The task ▸ List all lines of the data containing the word "páng".

[Dataset items]

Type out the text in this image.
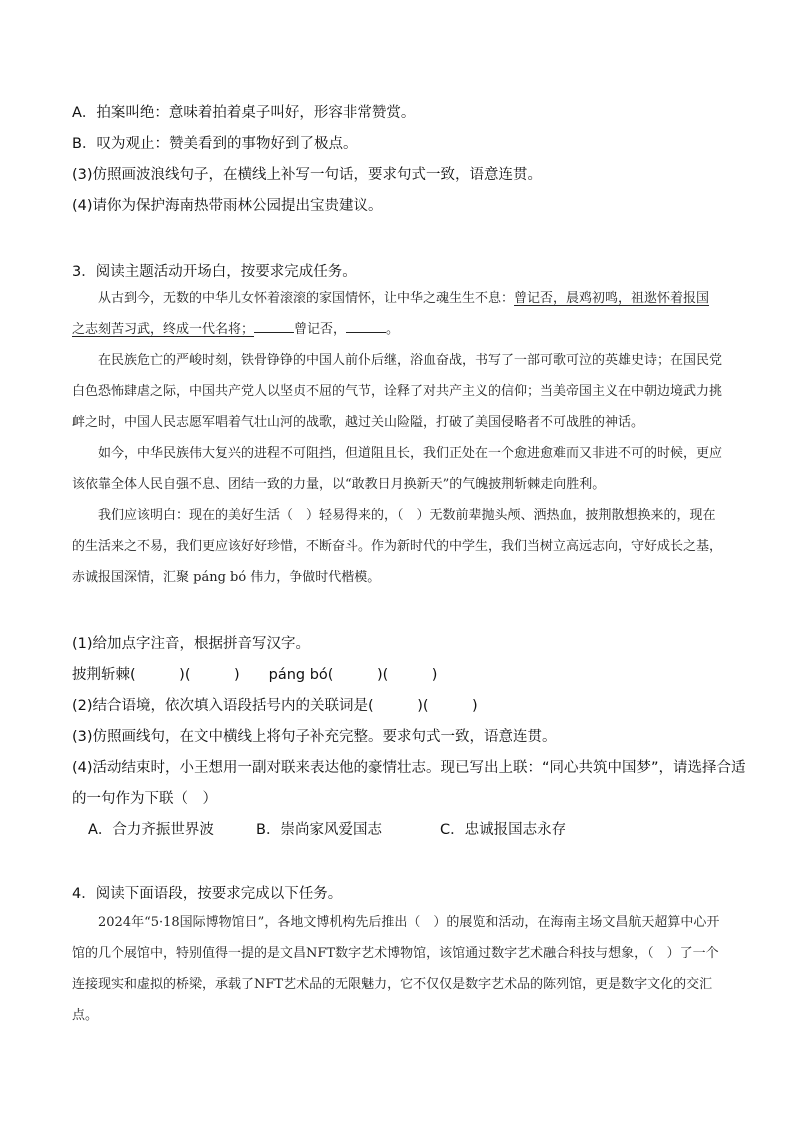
A．拍案叫绝：意味着拍着桌子叫好，形容非常赞赏。
B．叹为观止：赞美看到的事物好到了极点。
(3)仿照画波浪线句子，在横线上补写一句话，要求句式一致，语意连贯。
(4)请你为保护海南热带雨林公园提出宝贵建议。
3．阅读主题活动开场白，按要求完成任务。

从古到今，无数的中华儿女怀着滚滚的家国情怀，让中华之魂生生不息：曾记否，晨鸡初鸣，祖逖怀着报国之志刻苦习武，终成一代名将；	曾记否，	。

在民族危亡的严峻时刻，铁骨铮铮的中国人前仆后继，浴血奋战，书写了一部可歌可泣的英雄史诗；在国民党白色恐怖肆虐之际，中国共产党人以坚贞不屈的气节，诠释了对共产主义的信仰；当美帝国主义在中朝边境武力挑衅之时，中国人民志愿军唱着气壮山河的战歌，越过关山险隘，打破了美国侵略者不可战胜的神话。

如今，中华民族伟大复兴的进程不可阻挡，但道阻且长，我们正处在一个愈进愈难而又非进不可的时候，更应该依靠全体人民自强不息、团结一致的力量，以“敢教日月换新天”的气魄披荆斩棘走向胜利。

我们应该明白：现在的美好生活（　）轻易得来的，（　）无数前辈抛头颅、洒热血，披荆散想换来的，现在的生活来之不易，我们更应该好好珍惜，不断奋斗。作为新时代的中学生，我们当树立高远志向，守好成长之基，赤诚报国深情，汇聚 páng bó 伟力，争做时代楷模。

(1)给加点字注音，根据拼音写汉字。
披荆斩棘(　　　)(　　　)　　páng bó(　　　)(　　　)
(2)结合语境，依次填入语段括号内的关联词是(　　　)(　　　)
(3)仿照画线句，在文中横线上将句子补充完整。要求句式一致，语意连贯。
(4)活动结束时，小王想用一副对联来表达他的豪情壮志。现已写出上联：“同心共筑中国梦”，请选择合适
的一句作为下联（　）
A．合力齐振世界波	B．崇尚家风爱国志	C．忠诚报国志永存
4．阅读下面语段，按要求完成以下任务。

2024年“5·18国际博物馆日”，各地文博机构先后推出（　）的展览和活动，在海南主场文昌航天超算中心开馆的几个展馆中，特别值得一提的是文昌NFT数字艺术博物馆，该馆通过数字艺术融合科技与想象，（　）了一个连接现实和虚拟的桥梁，承载了NFT艺术品的无限魅力，它不仅仅是数字艺术品的陈列馆，更是数字文化的交汇点。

Task response ▸
我们应该明白：现在的美好生活（　）轻易得来的，（　）无数前辈抛头颅、洒热血，披荆散想换来的，现在的生活来之不易，我们更应该好好珍惜，不断奋斗。作为新时代的中学生，我们当树立高远志向，守好成长之基，赤诚报国深情，汇聚 páng bó 伟力，争做时代楷模。
披荆斩棘(　　　)(　　　)　　páng bó(　　　)(　　　)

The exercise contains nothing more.